>> START Data provided

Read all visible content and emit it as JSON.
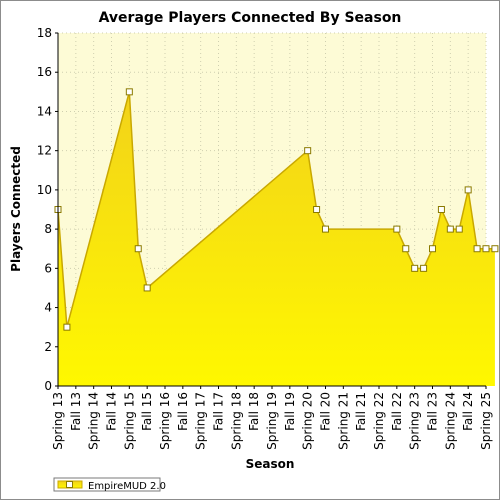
{
  "chart_data": {
    "type": "area",
    "title": "Average Players Connected By Season",
    "xlabel": "Season",
    "ylabel": "Players Connected",
    "ylim": [
      0,
      18
    ],
    "yticks": [
      0,
      2,
      4,
      6,
      8,
      10,
      12,
      14,
      16,
      18
    ],
    "grid": true,
    "legend_position": "bottom-left",
    "categories": [
      "Spring 13",
      "Fall 13",
      "Spring 14",
      "Fall 14",
      "Spring 15",
      "Fall 15",
      "Spring 16",
      "Fall 16",
      "Spring 17",
      "Fall 17",
      "Spring 18",
      "Fall 18",
      "Spring 19",
      "Fall 19",
      "Spring 20",
      "Fall 20",
      "Spring 21",
      "Fall 21",
      "Spring 22",
      "Fall 22",
      "Spring 23",
      "Fall 23",
      "Spring 24",
      "Fall 24",
      "Spring 25"
    ],
    "x": [
      0,
      0.5,
      4,
      4.5,
      5,
      14,
      14.5,
      15,
      19,
      19.5,
      20,
      20.5,
      21,
      21.5,
      22,
      22.5,
      23,
      23.5,
      24,
      24.5
    ],
    "series": [
      {
        "name": "EmpireMUD 2.0",
        "values": [
          9,
          3,
          15,
          7,
          5,
          12,
          9,
          8,
          8,
          7,
          6,
          6,
          7,
          9,
          8,
          8,
          10,
          7,
          7,
          7
        ]
      }
    ],
    "colors": {
      "plot_background": "#fdfbd6",
      "area_top": "#f2d21a",
      "area_bottom": "#fff800",
      "line": "#c9a800",
      "grid": "#cfcfb0"
    }
  }
}
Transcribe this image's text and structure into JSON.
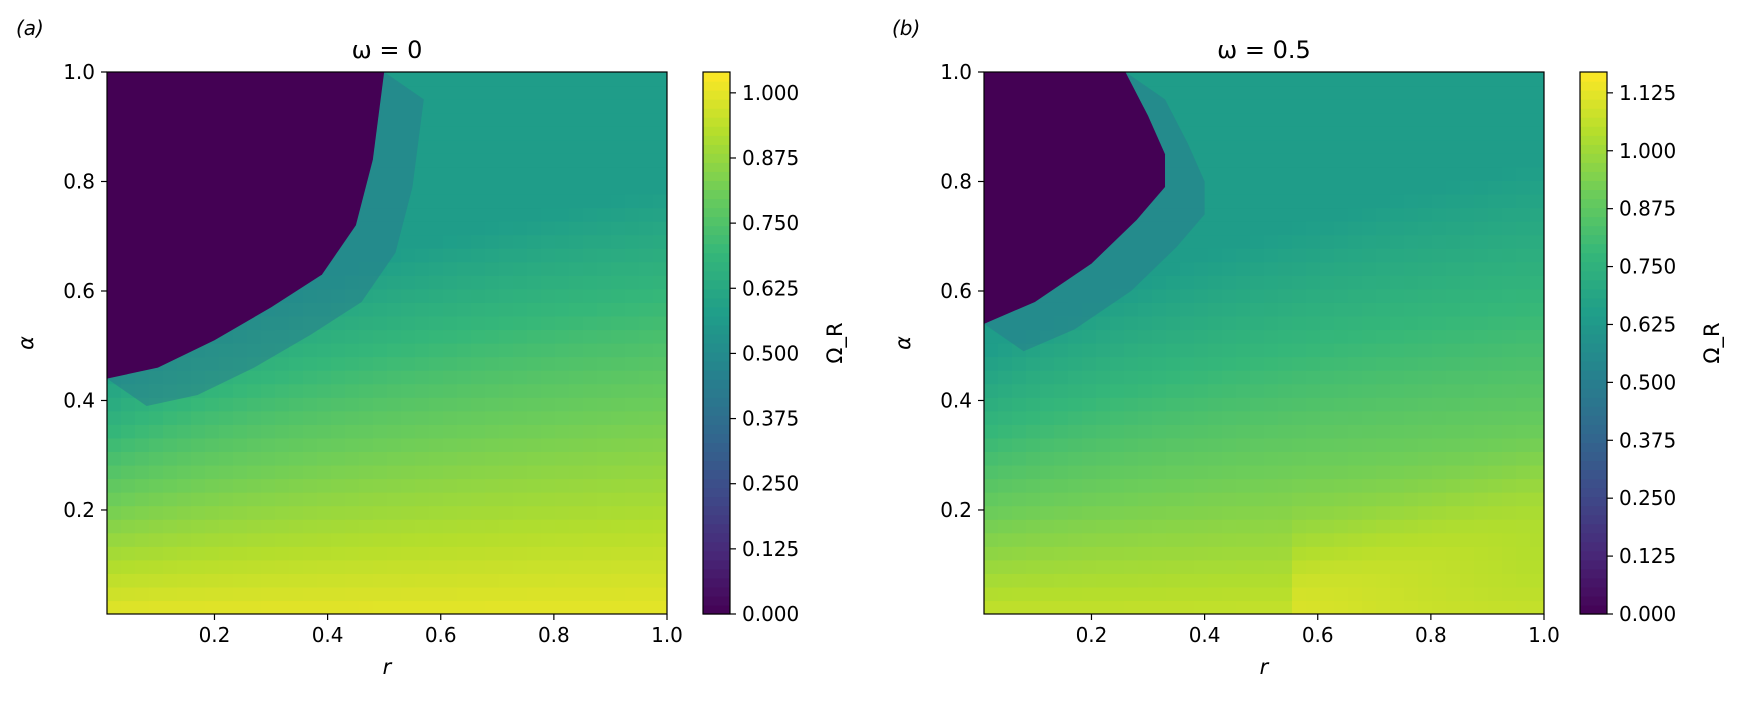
{
  "chart_data": [
    {
      "type": "heatmap",
      "panel_label": "(a)",
      "title": "ω = 0",
      "omega": 0,
      "xlabel": "r",
      "ylabel": "α",
      "colorbar_label": "Ω_R",
      "xlim": [
        0.01,
        1.0
      ],
      "ylim": [
        0.01,
        1.0
      ],
      "xticks": [
        "0.2",
        "0.4",
        "0.6",
        "0.8",
        "1.0"
      ],
      "yticks": [
        "0.2",
        "0.4",
        "0.6",
        "0.8",
        "1.0"
      ],
      "colorbar_range": [
        0.0,
        1.04
      ],
      "colorbar_ticks": [
        "0.000",
        "0.125",
        "0.250",
        "0.375",
        "0.500",
        "0.625",
        "0.750",
        "0.875",
        "1.000"
      ],
      "colormap": "viridis",
      "zero_region_boundary": [
        [
          0.01,
          0.44
        ],
        [
          0.1,
          0.46
        ],
        [
          0.2,
          0.51
        ],
        [
          0.3,
          0.57
        ],
        [
          0.39,
          0.63
        ],
        [
          0.45,
          0.72
        ],
        [
          0.48,
          0.84
        ],
        [
          0.5,
          1.0
        ]
      ]
    },
    {
      "type": "heatmap",
      "panel_label": "(b)",
      "title": "ω = 0.5",
      "omega": 0.5,
      "xlabel": "r",
      "ylabel": "α",
      "colorbar_label": "Ω_R",
      "xlim": [
        0.01,
        1.0
      ],
      "ylim": [
        0.01,
        1.0
      ],
      "xticks": [
        "0.2",
        "0.4",
        "0.6",
        "0.8",
        "1.0"
      ],
      "yticks": [
        "0.2",
        "0.4",
        "0.6",
        "0.8",
        "1.0"
      ],
      "colorbar_range": [
        0.0,
        1.17
      ],
      "colorbar_ticks": [
        "0.000",
        "0.125",
        "0.250",
        "0.375",
        "0.500",
        "0.625",
        "0.750",
        "0.875",
        "1.000",
        "1.125"
      ],
      "colormap": "viridis",
      "zero_region_boundary": [
        [
          0.01,
          0.54
        ],
        [
          0.1,
          0.58
        ],
        [
          0.2,
          0.65
        ],
        [
          0.28,
          0.73
        ],
        [
          0.33,
          0.79
        ],
        [
          0.33,
          0.85
        ],
        [
          0.3,
          0.92
        ],
        [
          0.26,
          1.0
        ]
      ]
    }
  ]
}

>> END Data provided

> [Set exercise]
Give back all entries exactly. No pictures belong in the copy.

> [Answer for the task]
Read all visible content and emit it as JSON.
{
  "chart_data": {
    "type": "area",
    "title": "Average Players Connected By Season",
    "xlabel": "Season",
    "ylabel": "Players Connected",
    "ylim": [
      0,
      18
    ],
    "yticks": [
      0,
      2,
      4,
      6,
      8,
      10,
      12,
      14,
      16,
      18
    ],
    "grid": true,
    "legend_position": "bottom-left",
    "categories": [
      "Spring 13",
      "Fall 13",
      "Spring 14",
      "Fall 14",
      "Spring 15",
      "Fall 15",
      "Spring 16",
      "Fall 16",
      "Spring 17",
      "Fall 17",
      "Spring 18",
      "Fall 18",
      "Spring 19",
      "Fall 19",
      "Spring 20",
      "Fall 20",
      "Spring 21",
      "Fall 21",
      "Spring 22",
      "Fall 22",
      "Spring 23",
      "Fall 23",
      "Spring 24",
      "Fall 24",
      "Spring 25"
    ],
    "x": [
      0,
      0.5,
      4,
      4.5,
      5,
      14,
      14.5,
      15,
      19,
      19.5,
      20,
      20.5,
      21,
      21.5,
      22,
      22.5,
      23,
      23.5,
      24,
      24.5
    ],
    "series": [
      {
        "name": "EmpireMUD 2.0",
        "values": [
          9,
          3,
          15,
          7,
          5,
          12,
          9,
          8,
          8,
          7,
          6,
          6,
          7,
          9,
          8,
          8,
          10,
          7,
          7,
          7
        ]
      }
    ],
    "colors": {
      "plot_background": "#fdfbd6",
      "area_top": "#f2d21a",
      "area_bottom": "#fff800",
      "line": "#c9a800",
      "grid": "#cfcfb0"
    }
  }
}
Transcribe this image's text and structure into JSON.
{
  "chart_data": [
    {
      "type": "heatmap",
      "panel_label": "(a)",
      "title": "ω = 0",
      "omega": 0,
      "xlabel": "r",
      "ylabel": "α",
      "colorbar_label": "Ω_R",
      "xlim": [
        0.01,
        1.0
      ],
      "ylim": [
        0.01,
        1.0
      ],
      "xticks": [
        "0.2",
        "0.4",
        "0.6",
        "0.8",
        "1.0"
      ],
      "yticks": [
        "0.2",
        "0.4",
        "0.6",
        "0.8",
        "1.0"
      ],
      "colorbar_range": [
        0.0,
        1.04
      ],
      "colorbar_ticks": [
        "0.000",
        "0.125",
        "0.250",
        "0.375",
        "0.500",
        "0.625",
        "0.750",
        "0.875",
        "1.000"
      ],
      "colormap": "viridis",
      "zero_region_boundary": [
        [
          0.01,
          0.44
        ],
        [
          0.1,
          0.46
        ],
        [
          0.2,
          0.51
        ],
        [
          0.3,
          0.57
        ],
        [
          0.39,
          0.63
        ],
        [
          0.45,
          0.72
        ],
        [
          0.48,
          0.84
        ],
        [
          0.5,
          1.0
        ]
      ]
    },
    {
      "type": "heatmap",
      "panel_label": "(b)",
      "title": "ω = 0.5",
      "omega": 0.5,
      "xlabel": "r",
      "ylabel": "α",
      "colorbar_label": "Ω_R",
      "xlim": [
        0.01,
        1.0
      ],
      "ylim": [
        0.01,
        1.0
      ],
      "xticks": [
        "0.2",
        "0.4",
        "0.6",
        "0.8",
        "1.0"
      ],
      "yticks": [
        "0.2",
        "0.4",
        "0.6",
        "0.8",
        "1.0"
      ],
      "colorbar_range": [
        0.0,
        1.17
      ],
      "colorbar_ticks": [
        "0.000",
        "0.125",
        "0.250",
        "0.375",
        "0.500",
        "0.625",
        "0.750",
        "0.875",
        "1.000",
        "1.125"
      ],
      "colormap": "viridis",
      "zero_region_boundary": [
        [
          0.01,
          0.54
        ],
        [
          0.1,
          0.58
        ],
        [
          0.2,
          0.65
        ],
        [
          0.28,
          0.73
        ],
        [
          0.33,
          0.79
        ],
        [
          0.33,
          0.85
        ],
        [
          0.3,
          0.92
        ],
        [
          0.26,
          1.0
        ]
      ]
    }
  ]
}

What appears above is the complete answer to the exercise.